* _Your goal_:
Extend the forum post on bridge engineering and safety, starting right after its final sentence.

══ Reading passage

It still always raises an eyebrow here.
First of all, it's not some kind of "religion", so there is not common sense of just believing.
If tomorrow a whole new paper came out with solid prove that certain ideas are totally wrong, everyone is more than happy to except and swap.

Second, what other method would one expect in something like a bridge?
Just randomly put stuff together and hope it works?

I guess in this case what is meant, is the construction part even before the engineering part.
Especially when there is money and politics involved, that is not always very transparent and objective.
Which unfortunately gives engineers a (very) bad name.

I have been in certain occasions that I wasn't feeling particularity safe either

@Doodski
In the opening post, I find it a rather small cute little bridge (we wouldn't call it a bridge actually lol)
The whole structure is already kinda supporting on its own, which we can't say of a few of these magnificent hanging bridges.
The scariest part here lays within the details, often just micro cracks in the materials.
Which is really a challenge when bridges are close to the ocean with heavy traffic going over it.

════
══ Material provided

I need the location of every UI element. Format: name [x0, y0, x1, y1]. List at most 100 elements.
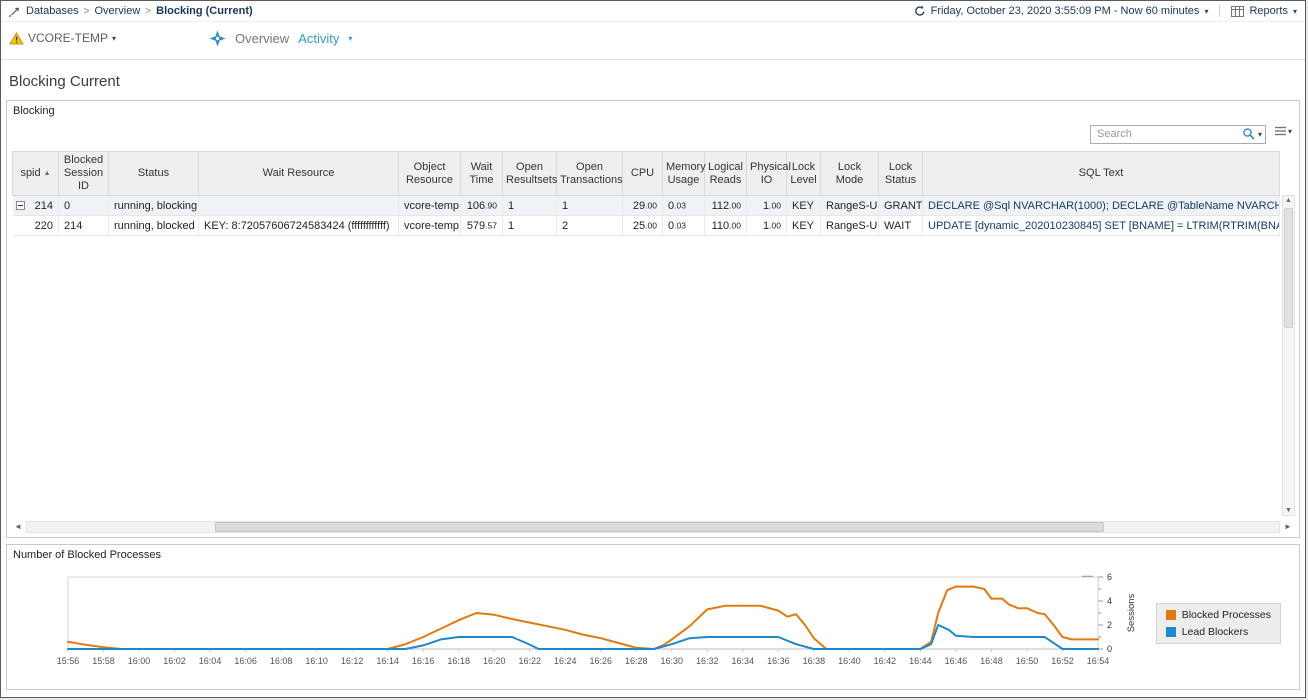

════

* _Answer below_:
Most of these things are also being checked, supervised and maintained on a very regular basis.
Engineering is the application of science and technology, cost considerations get the better of science, technology and engineering. In the UK we are being plagued with collapsing buildings due to the use of high alumina concrete. Most of the building were built for the public sector. Populated by highly qualified engineers with little or no practical experience. Our roads are constantly being repaired within a short time they are in an equally bad state. We used to give out short term contracts for individual jobs, now they contract the work out for 5 years, then they wash their hands of it. Over here the decision to get 50% of kids into University has been a disaster. Hundreds of thousands graduating every year, saddled with debt needing to find a well paying job ASAP just to survive.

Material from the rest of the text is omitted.